» **Set task**
Restate all the material verbatim, except for the pictures.

» **Listing**
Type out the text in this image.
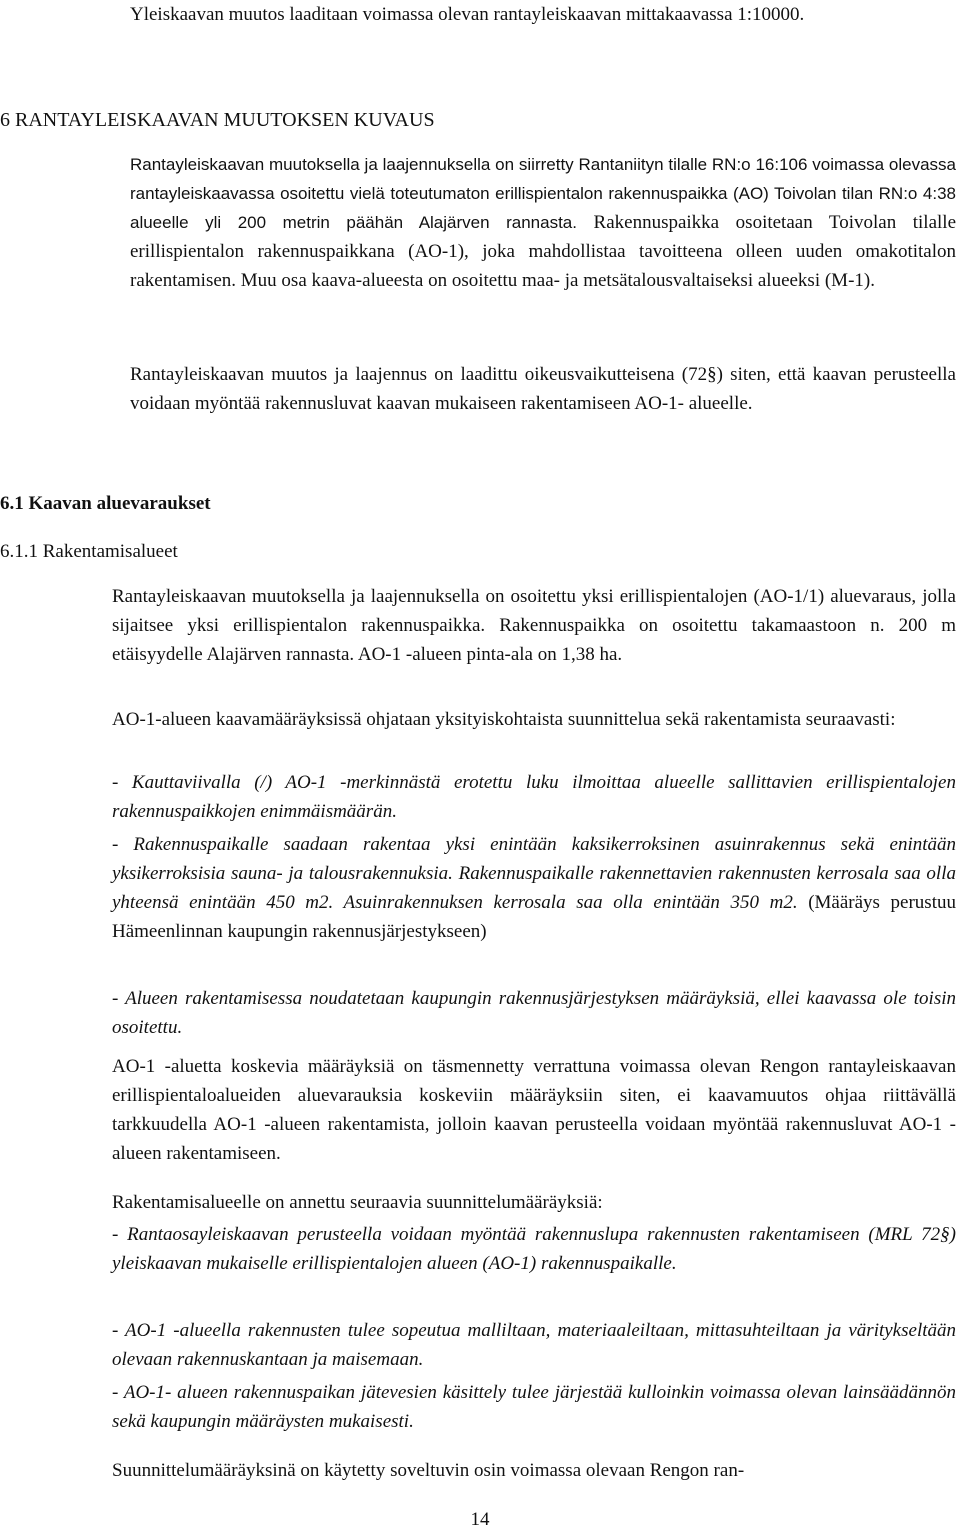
Yleiskaavan muutos laaditaan voimassa olevan rantayleiskaavan mittakaavassa 1:10000.

6 RANTAYLEISKAAVAN MUUTOKSEN KUVAUS

Rantayleiskaavan muutoksella ja laajennuksella on siirretty Rantaniityn tilalle RN:o 16:106 voimassa olevassa rantayleiskaavassa osoitettu vielä toteutumaton erillispientalon rakennuspaikka (AO) Toivolan tilan RN:o 4:38 alueelle yli 200 metrin päähän Alajärven rannasta. Rakennuspaikka osoitetaan Toivolan tilalle erillispientalon rakennuspaikkana (AO-1), joka mahdollistaa tavoitteena olleen uuden omakotitalon rakentamisen. Muu osa kaava-alueesta on osoitettu maa- ja metsätalousvaltaiseksi alueeksi (M-1).

Rantayleiskaavan muutos ja laajennus on laadittu oikeusvaikutteisena (72§) siten, että kaavan perusteella voidaan myöntää rakennusluvat kaavan mukaiseen rakentamiseen AO-1- alueelle.

6.1 Kaavan aluevaraukset
6.1.1 Rakentamisalueet

Rantayleiskaavan muutoksella ja laajennuksella on osoitettu yksi erillispientalojen (AO-1/1) aluevaraus, jolla sijaitsee yksi erillispientalon rakennuspaikka. Rakennuspaikka on osoitettu takamaastoon n. 200 m etäisyydelle Alajärven rannasta. AO-1 -alueen pinta-ala on 1,38 ha.

AO-1-alueen kaavamääräyksissä ohjataan yksityiskohtaista suunnittelua sekä rakentamista seuraavasti:

- Kauttaviivalla (/) AO-1 -merkinnästä erotettu luku ilmoittaa alueelle sallittavien erillispientalojen rakennuspaikkojen enimmäismäärän.

- Rakennuspaikalle saadaan rakentaa yksi enintään kaksikerroksinen asuinrakennus sekä enintään yksikerroksisia sauna- ja talousrakennuksia. Rakennuspaikalle rakennettavien rakennusten kerrosala saa olla yhteensä enintään 450 m2. Asuinrakennuksen kerrosala saa olla enintään 350 m2. (Määräys perustuu Hämeenlinnan kaupungin rakennusjärjestykseen)

- Alueen rakentamisessa noudatetaan kaupungin rakennusjärjestyksen määräyksiä, ellei kaavassa ole toisin osoitettu.

AO-1 -aluetta koskevia määräyksiä on täsmennetty verrattuna voimassa olevan Rengon rantayleiskaavan erillispientaloalueiden aluevarauksia koskeviin määräyksiin siten, ei kaavamuutos ohjaa riittävällä tarkkuudella AO-1 -alueen rakentamista, jolloin kaavan perusteella voidaan myöntää rakennusluvat AO-1 -alueen rakentamiseen.

Rakentamisalueelle on annettu seuraavia suunnittelumääräyksiä:

- Rantaosayleiskaavan perusteella voidaan myöntää rakennuslupa rakennusten rakentamiseen (MRL 72§) yleiskaavan mukaiselle erillispientalojen alueen (AO-1) rakennuspaikalle.

- AO-1 -alueella rakennusten tulee sopeutua malliltaan, materiaaleiltaan, mittasuhteiltaan ja väritykseltään olevaan rakennuskantaan ja maisemaan.

- AO-1- alueen rakennuspaikan jätevesien käsittely tulee järjestää kulloinkin voimassa olevan lainsäädännön sekä kaupungin määräysten mukaisesti.

Suunnittelumääräyksinä on käytetty soveltuvin osin voimassa olevaan Rengon ran-

14
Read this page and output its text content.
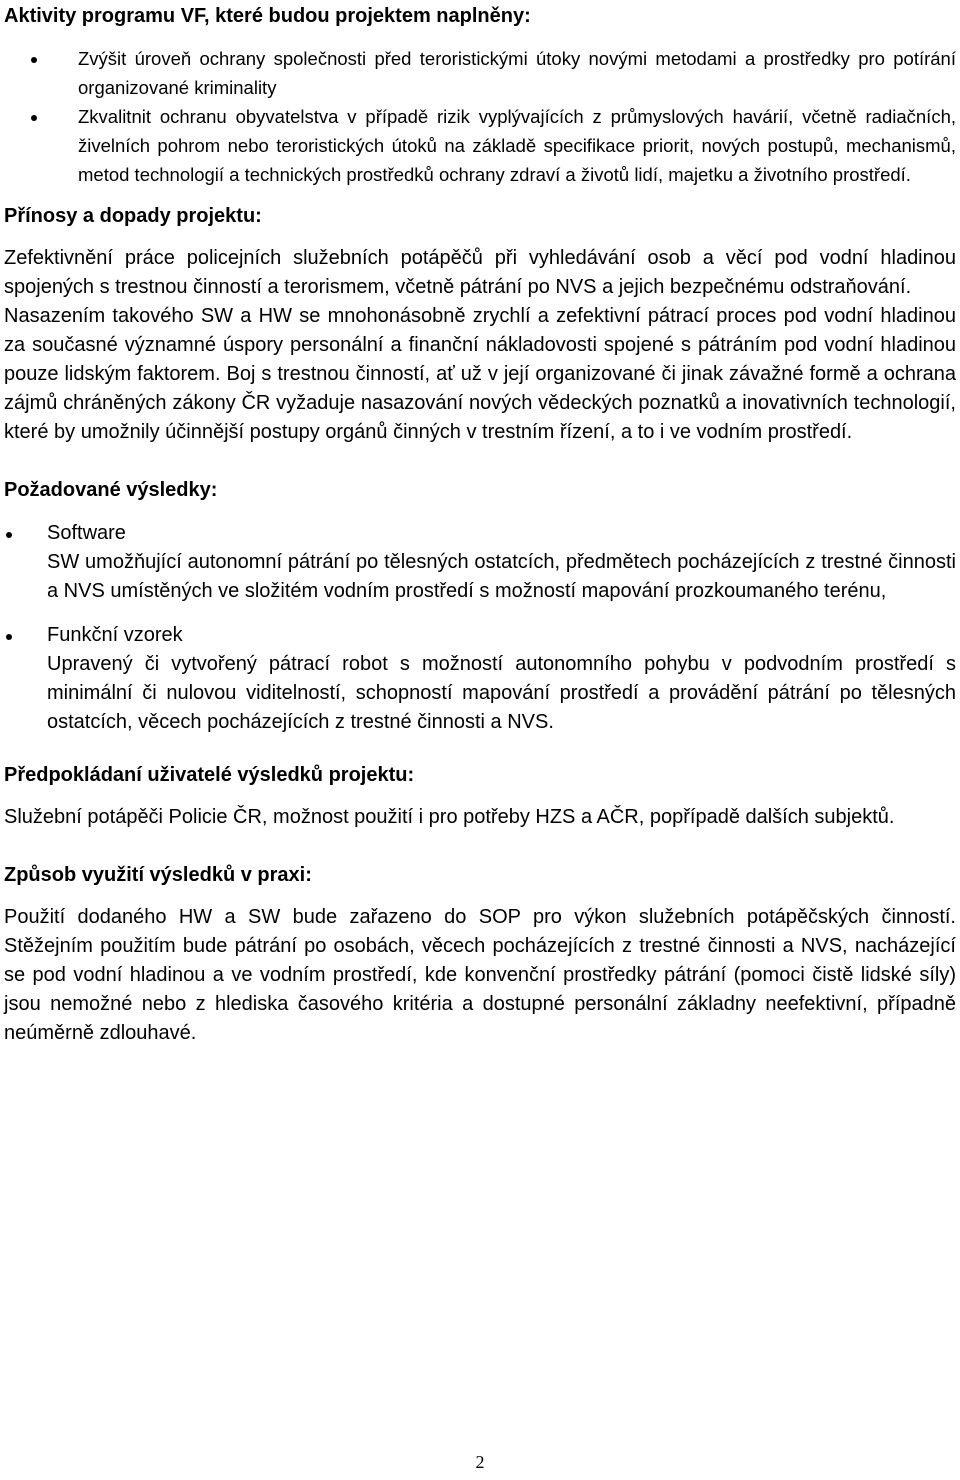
Aktivity programu VF, které budou projektem naplněny:
Zvýšit úroveň ochrany společnosti před teroristickými útoky novými metodami a prostředky pro potírání organizované kriminality
Zkvalitnit ochranu obyvatelstva v případě rizik vyplývajících z průmyslových havárií, včetně radiačních, živelních pohrom nebo teroristických útoků na základě specifikace priorit, nových postupů, mechanismů, metod technologií a technických prostředků ochrany zdraví a životů lidí, majetku a životního prostředí.
Přínosy a dopady projektu:

Zefektivnění práce policejních služebních potápěčů při vyhledávání osob a věcí pod vodní hladinou spojených s trestnou činností a terorismem, včetně pátrání po NVS a jejich bezpečnému odstraňování.

Nasazením takového SW a HW se mnohonásobně zrychlí a zefektivní pátrací proces pod vodní hladinou za současné významné úspory personální a finanční nákladovosti spojené s pátráním pod vodní hladinou pouze lidským faktorem. Boj s trestnou činností, ať už v její organizované či jinak závažné formě a ochrana zájmů chráněných zákony ČR vyžaduje nasazování nových vědeckých poznatků a inovativních technologií, které by umožnily účinnější postupy orgánů činných v trestním řízení, a to i ve vodním prostředí.

Požadované výsledky:
Software
SW umožňující autonomní pátrání po tělesných ostatcích, předmětech pocházejících z trestné činnosti a NVS umístěných ve složitém vodním prostředí s možností mapování prozkoumaného terénu,
Funkční vzorek
Upravený či vytvořený pátrací robot s možností autonomního pohybu v podvodním prostředí s minimální či nulovou viditelností, schopností mapování prostředí a provádění pátrání po tělesných ostatcích, věcech pocházejících z trestné činnosti a NVS.
Předpokládaní uživatelé výsledků projektu:

Služební potápěči Policie ČR, možnost použití i pro potřeby HZS a AČR, popřípadě dalších subjektů.

Způsob využití výsledků v praxi:

Použití dodaného HW a SW bude zařazeno do SOP pro výkon služebních potápěčských činností. Stěžejním použitím bude pátrání po osobách, věcech pocházejících z trestné činnosti a NVS, nacházející se pod vodní hladinou a ve vodním prostředí, kde konvenční prostředky pátrání (pomoci čistě lidské síly) jsou nemožné nebo z hlediska časového kritéria a dostupné personální základny neefektivní, případně neúměrně zdlouhavé.

2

» **Problem solution**
Type out the text in this image.
Yleiskaavan muutos laaditaan voimassa olevan rantayleiskaavan mittakaavassa 1:10000.

6 RANTAYLEISKAAVAN MUUTOKSEN KUVAUS

Rantayleiskaavan muutoksella ja laajennuksella on siirretty Rantaniityn tilalle RN:o 16:106 voimassa olevassa rantayleiskaavassa osoitettu vielä toteutumaton erillispientalon rakennuspaikka (AO) Toivolan tilan RN:o 4:38 alueelle yli 200 metrin päähän Alajärven rannasta. Rakennuspaikka osoitetaan Toivolan tilalle erillispientalon rakennuspaikkana (AO-1), joka mahdollistaa tavoitteena olleen uuden omakotitalon rakentamisen. Muu osa kaava-alueesta on osoitettu maa- ja metsätalousvaltaiseksi alueeksi (M-1).

Rantayleiskaavan muutos ja laajennus on laadittu oikeusvaikutteisena (72§) siten, että kaavan perusteella voidaan myöntää rakennusluvat kaavan mukaiseen rakentamiseen AO-1- alueelle.

6.1 Kaavan aluevaraukset
6.1.1 Rakentamisalueet

Rantayleiskaavan muutoksella ja laajennuksella on osoitettu yksi erillispientalojen (AO-1/1) aluevaraus, jolla sijaitsee yksi erillispientalon rakennuspaikka. Rakennuspaikka on osoitettu takamaastoon n. 200 m etäisyydelle Alajärven rannasta. AO-1 -alueen pinta-ala on 1,38 ha.

AO-1-alueen kaavamääräyksissä ohjataan yksityiskohtaista suunnittelua sekä rakentamista seuraavasti:

- Kauttaviivalla (/) AO-1 -merkinnästä erotettu luku ilmoittaa alueelle sallittavien erillispientalojen rakennuspaikkojen enimmäismäärän.

- Rakennuspaikalle saadaan rakentaa yksi enintään kaksikerroksinen asuinrakennus sekä enintään yksikerroksisia sauna- ja talousrakennuksia. Rakennuspaikalle rakennettavien rakennusten kerrosala saa olla yhteensä enintään 450 m2. Asuinrakennuksen kerrosala saa olla enintään 350 m2. (Määräys perustuu Hämeenlinnan kaupungin rakennusjärjestykseen)

- Alueen rakentamisessa noudatetaan kaupungin rakennusjärjestyksen määräyksiä, ellei kaavassa ole toisin osoitettu.

AO-1 -aluetta koskevia määräyksiä on täsmennetty verrattuna voimassa olevan Rengon rantayleiskaavan erillispientaloalueiden aluevarauksia koskeviin määräyksiin siten, ei kaavamuutos ohjaa riittävällä tarkkuudella AO-1 -alueen rakentamista, jolloin kaavan perusteella voidaan myöntää rakennusluvat AO-1 -alueen rakentamiseen.

Rakentamisalueelle on annettu seuraavia suunnittelumääräyksiä:

- Rantaosayleiskaavan perusteella voidaan myöntää rakennuslupa rakennusten rakentamiseen (MRL 72§) yleiskaavan mukaiselle erillispientalojen alueen (AO-1) rakennuspaikalle.

- AO-1 -alueella rakennusten tulee sopeutua malliltaan, materiaaleiltaan, mittasuhteiltaan ja väritykseltään olevaan rakennuskantaan ja maisemaan.

- AO-1- alueen rakennuspaikan jätevesien käsittely tulee järjestää kulloinkin voimassa olevan lainsäädännön sekä kaupungin määräysten mukaisesti.

Suunnittelumääräyksinä on käytetty soveltuvin osin voimassa olevaan Rengon ran-

14
Read this page and output its text content.
Aktivity programu VF, které budou projektem naplněny:
Zvýšit úroveň ochrany společnosti před teroristickými útoky novými metodami a prostředky pro potírání organizované kriminality
Zkvalitnit ochranu obyvatelstva v případě rizik vyplývajících z průmyslových havárií, včetně radiačních, živelních pohrom nebo teroristických útoků na základě specifikace priorit, nových postupů, mechanismů, metod technologií a technických prostředků ochrany zdraví a životů lidí, majetku a životního prostředí.
Přínosy a dopady projektu:

Zefektivnění práce policejních služebních potápěčů při vyhledávání osob a věcí pod vodní hladinou spojených s trestnou činností a terorismem, včetně pátrání po NVS a jejich bezpečnému odstraňování.

Nasazením takového SW a HW se mnohonásobně zrychlí a zefektivní pátrací proces pod vodní hladinou za současné významné úspory personální a finanční nákladovosti spojené s pátráním pod vodní hladinou pouze lidským faktorem. Boj s trestnou činností, ať už v její organizované či jinak závažné formě a ochrana zájmů chráněných zákony ČR vyžaduje nasazování nových vědeckých poznatků a inovativních technologií, které by umožnily účinnější postupy orgánů činných v trestním řízení, a to i ve vodním prostředí.

Požadované výsledky:
Software
SW umožňující autonomní pátrání po tělesných ostatcích, předmětech pocházejících z trestné činnosti a NVS umístěných ve složitém vodním prostředí s možností mapování prozkoumaného terénu,
Funkční vzorek
Upravený či vytvořený pátrací robot s možností autonomního pohybu v podvodním prostředí s minimální či nulovou viditelností, schopností mapování prostředí a provádění pátrání po tělesných ostatcích, věcech pocházejících z trestné činnosti a NVS.
Předpokládaní uživatelé výsledků projektu:

Služební potápěči Policie ČR, možnost použití i pro potřeby HZS a AČR, popřípadě dalších subjektů.

Způsob využití výsledků v praxi:

Použití dodaného HW a SW bude zařazeno do SOP pro výkon služebních potápěčských činností. Stěžejním použitím bude pátrání po osobách, věcech pocházejících z trestné činnosti a NVS, nacházející se pod vodní hladinou a ve vodním prostředí, kde konvenční prostředky pátrání (pomoci čistě lidské síly) jsou nemožné nebo z hlediska časového kritéria a dostupné personální základny neefektivní, případně neúměrně zdlouhavé.

2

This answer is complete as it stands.